— Start —
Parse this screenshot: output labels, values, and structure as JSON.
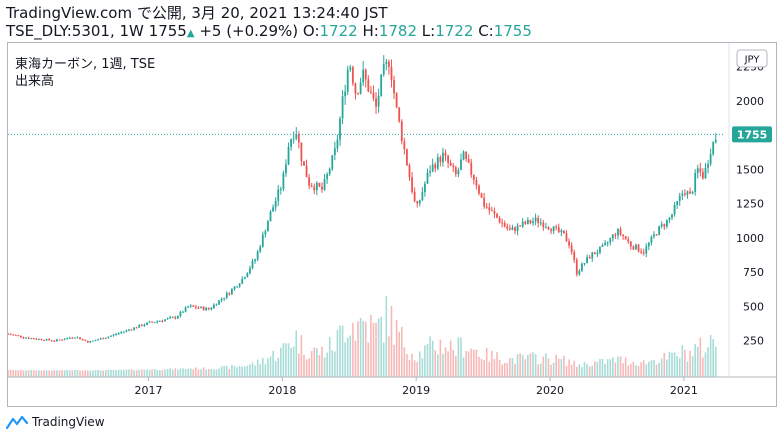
{
  "header": {
    "site": "TradingView.com",
    "published_text": "で公開, 3月 20, 2021 13:24:40 JST",
    "ticker": "TSE_DLY:5301, 1W 1755",
    "change": "+5 (+0.29%)",
    "o_label": "O:",
    "o_value": "1722",
    "h_label": "H:",
    "h_value": "1782",
    "l_label": "L:",
    "l_value": "1722",
    "c_label": "C:",
    "c_value": "1755"
  },
  "legend": {
    "title": "東海カーボン, 1週, TSE",
    "volume_label": "出来高"
  },
  "footer": {
    "brand": "TradingView"
  },
  "colors": {
    "up": "#26a69a",
    "down": "#ef5350",
    "vol_up": "#a7dcd7",
    "vol_down": "#f7b9b8",
    "last": "#26a69a"
  },
  "chart_data": {
    "type": "candlestick",
    "currency": "JPY",
    "last_price": 1755,
    "last_price_label": "1755",
    "y_ticks": [
      250,
      500,
      750,
      1000,
      1250,
      1500,
      1750,
      2000,
      2250
    ],
    "y_labels": [
      "250",
      "500",
      "750",
      "1000",
      "1250",
      "1500",
      "",
      "2000",
      "2250"
    ],
    "ylim": [
      0,
      2400
    ],
    "x_tick_labels": [
      "2017",
      "2018",
      "2019",
      "2020",
      "2021"
    ],
    "x_tick_positions": [
      2017.0,
      2018.0,
      2019.0,
      2020.0,
      2021.0
    ],
    "x_range": [
      2015.95,
      2021.3
    ],
    "price_path": [
      [
        2015.95,
        300
      ],
      [
        2016.1,
        270
      ],
      [
        2016.3,
        250
      ],
      [
        2016.45,
        280
      ],
      [
        2016.55,
        240
      ],
      [
        2016.7,
        280
      ],
      [
        2016.85,
        330
      ],
      [
        2017.0,
        380
      ],
      [
        2017.2,
        420
      ],
      [
        2017.3,
        500
      ],
      [
        2017.45,
        480
      ],
      [
        2017.6,
        600
      ],
      [
        2017.7,
        700
      ],
      [
        2017.8,
        850
      ],
      [
        2017.9,
        1150
      ],
      [
        2018.0,
        1400
      ],
      [
        2018.05,
        1700
      ],
      [
        2018.1,
        1800
      ],
      [
        2018.15,
        1550
      ],
      [
        2018.2,
        1400
      ],
      [
        2018.3,
        1350
      ],
      [
        2018.4,
        1650
      ],
      [
        2018.45,
        2000
      ],
      [
        2018.5,
        2300
      ],
      [
        2018.55,
        2050
      ],
      [
        2018.6,
        2200
      ],
      [
        2018.7,
        1950
      ],
      [
        2018.75,
        2200
      ],
      [
        2018.8,
        2300
      ],
      [
        2018.85,
        1950
      ],
      [
        2018.9,
        1700
      ],
      [
        2018.95,
        1450
      ],
      [
        2019.0,
        1200
      ],
      [
        2019.05,
        1350
      ],
      [
        2019.1,
        1500
      ],
      [
        2019.2,
        1600
      ],
      [
        2019.3,
        1450
      ],
      [
        2019.35,
        1600
      ],
      [
        2019.45,
        1400
      ],
      [
        2019.5,
        1250
      ],
      [
        2019.6,
        1150
      ],
      [
        2019.7,
        1050
      ],
      [
        2019.8,
        1100
      ],
      [
        2019.9,
        1130
      ],
      [
        2020.0,
        1080
      ],
      [
        2020.1,
        1020
      ],
      [
        2020.15,
        950
      ],
      [
        2020.2,
        750
      ],
      [
        2020.3,
        870
      ],
      [
        2020.4,
        930
      ],
      [
        2020.5,
        1050
      ],
      [
        2020.55,
        1010
      ],
      [
        2020.6,
        950
      ],
      [
        2020.7,
        900
      ],
      [
        2020.8,
        1050
      ],
      [
        2020.9,
        1150
      ],
      [
        2020.95,
        1250
      ],
      [
        2021.0,
        1350
      ],
      [
        2021.05,
        1300
      ],
      [
        2021.1,
        1500
      ],
      [
        2021.15,
        1450
      ],
      [
        2021.2,
        1650
      ],
      [
        2021.25,
        1755
      ]
    ]
  }
}
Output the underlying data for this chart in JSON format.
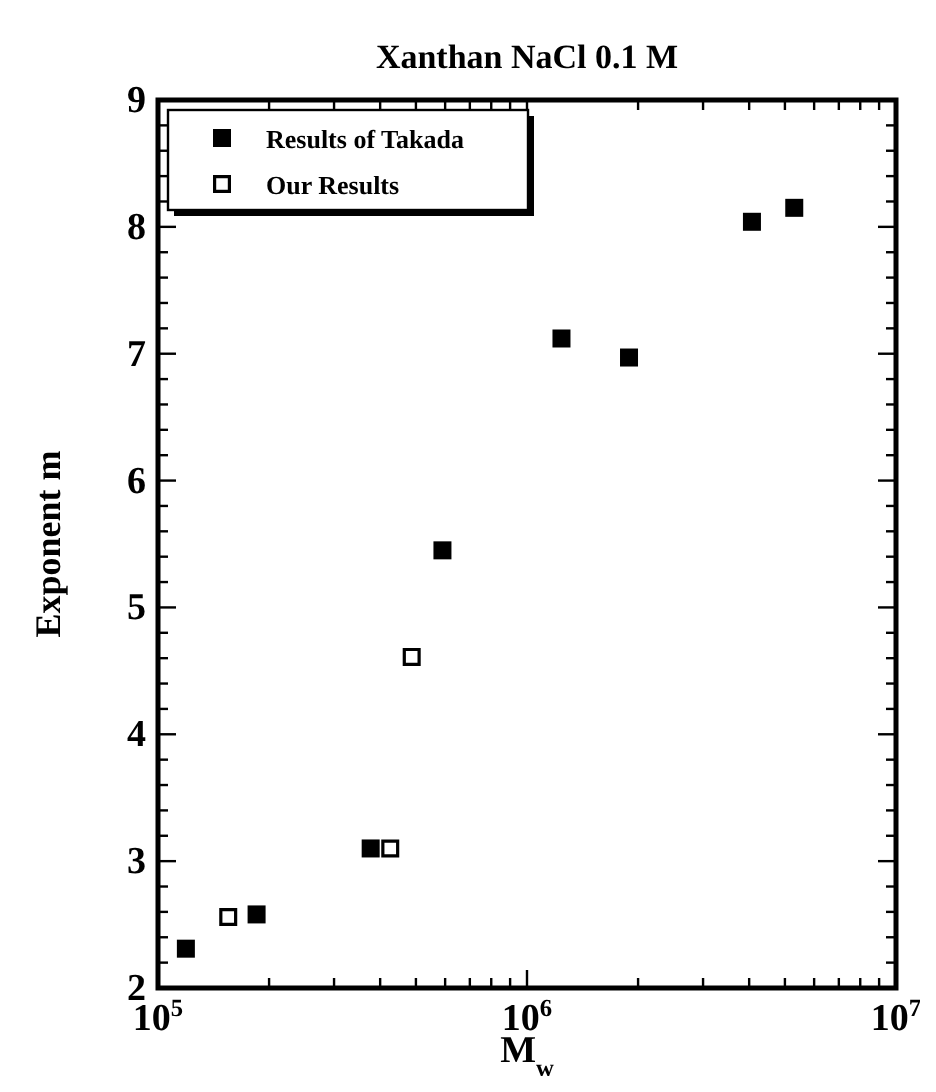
— End —
## [To be done]
Transcribe all entries above exactly. Drop the pictures.

## [Correct output]
Parse this screenshot: output labels, values, and structure as JSON.
{
  "header": {
    "site": "TradingView.com",
    "published_text": "で公開, 3月 20, 2021 13:24:40 JST",
    "ticker": "TSE_DLY:5301, 1W 1755",
    "change": "+5 (+0.29%)",
    "o_label": "O:",
    "o_value": "1722",
    "h_label": "H:",
    "h_value": "1782",
    "l_label": "L:",
    "l_value": "1722",
    "c_label": "C:",
    "c_value": "1755"
  },
  "legend": {
    "title": "東海カーボン, 1週, TSE",
    "volume_label": "出来高"
  },
  "footer": {
    "brand": "TradingView"
  },
  "colors": {
    "up": "#26a69a",
    "down": "#ef5350",
    "vol_up": "#a7dcd7",
    "vol_down": "#f7b9b8",
    "last": "#26a69a"
  },
  "chart_data": {
    "type": "candlestick",
    "currency": "JPY",
    "last_price": 1755,
    "last_price_label": "1755",
    "y_ticks": [
      250,
      500,
      750,
      1000,
      1250,
      1500,
      1750,
      2000,
      2250
    ],
    "y_labels": [
      "250",
      "500",
      "750",
      "1000",
      "1250",
      "1500",
      "",
      "2000",
      "2250"
    ],
    "ylim": [
      0,
      2400
    ],
    "x_tick_labels": [
      "2017",
      "2018",
      "2019",
      "2020",
      "2021"
    ],
    "x_tick_positions": [
      2017.0,
      2018.0,
      2019.0,
      2020.0,
      2021.0
    ],
    "x_range": [
      2015.95,
      2021.3
    ],
    "price_path": [
      [
        2015.95,
        300
      ],
      [
        2016.1,
        270
      ],
      [
        2016.3,
        250
      ],
      [
        2016.45,
        280
      ],
      [
        2016.55,
        240
      ],
      [
        2016.7,
        280
      ],
      [
        2016.85,
        330
      ],
      [
        2017.0,
        380
      ],
      [
        2017.2,
        420
      ],
      [
        2017.3,
        500
      ],
      [
        2017.45,
        480
      ],
      [
        2017.6,
        600
      ],
      [
        2017.7,
        700
      ],
      [
        2017.8,
        850
      ],
      [
        2017.9,
        1150
      ],
      [
        2018.0,
        1400
      ],
      [
        2018.05,
        1700
      ],
      [
        2018.1,
        1800
      ],
      [
        2018.15,
        1550
      ],
      [
        2018.2,
        1400
      ],
      [
        2018.3,
        1350
      ],
      [
        2018.4,
        1650
      ],
      [
        2018.45,
        2000
      ],
      [
        2018.5,
        2300
      ],
      [
        2018.55,
        2050
      ],
      [
        2018.6,
        2200
      ],
      [
        2018.7,
        1950
      ],
      [
        2018.75,
        2200
      ],
      [
        2018.8,
        2300
      ],
      [
        2018.85,
        1950
      ],
      [
        2018.9,
        1700
      ],
      [
        2018.95,
        1450
      ],
      [
        2019.0,
        1200
      ],
      [
        2019.05,
        1350
      ],
      [
        2019.1,
        1500
      ],
      [
        2019.2,
        1600
      ],
      [
        2019.3,
        1450
      ],
      [
        2019.35,
        1600
      ],
      [
        2019.45,
        1400
      ],
      [
        2019.5,
        1250
      ],
      [
        2019.6,
        1150
      ],
      [
        2019.7,
        1050
      ],
      [
        2019.8,
        1100
      ],
      [
        2019.9,
        1130
      ],
      [
        2020.0,
        1080
      ],
      [
        2020.1,
        1020
      ],
      [
        2020.15,
        950
      ],
      [
        2020.2,
        750
      ],
      [
        2020.3,
        870
      ],
      [
        2020.4,
        930
      ],
      [
        2020.5,
        1050
      ],
      [
        2020.55,
        1010
      ],
      [
        2020.6,
        950
      ],
      [
        2020.7,
        900
      ],
      [
        2020.8,
        1050
      ],
      [
        2020.9,
        1150
      ],
      [
        2020.95,
        1250
      ],
      [
        2021.0,
        1350
      ],
      [
        2021.05,
        1300
      ],
      [
        2021.1,
        1500
      ],
      [
        2021.15,
        1450
      ],
      [
        2021.2,
        1650
      ],
      [
        2021.25,
        1755
      ]
    ]
  }
}
Output the underlying data for this chart in JSON format.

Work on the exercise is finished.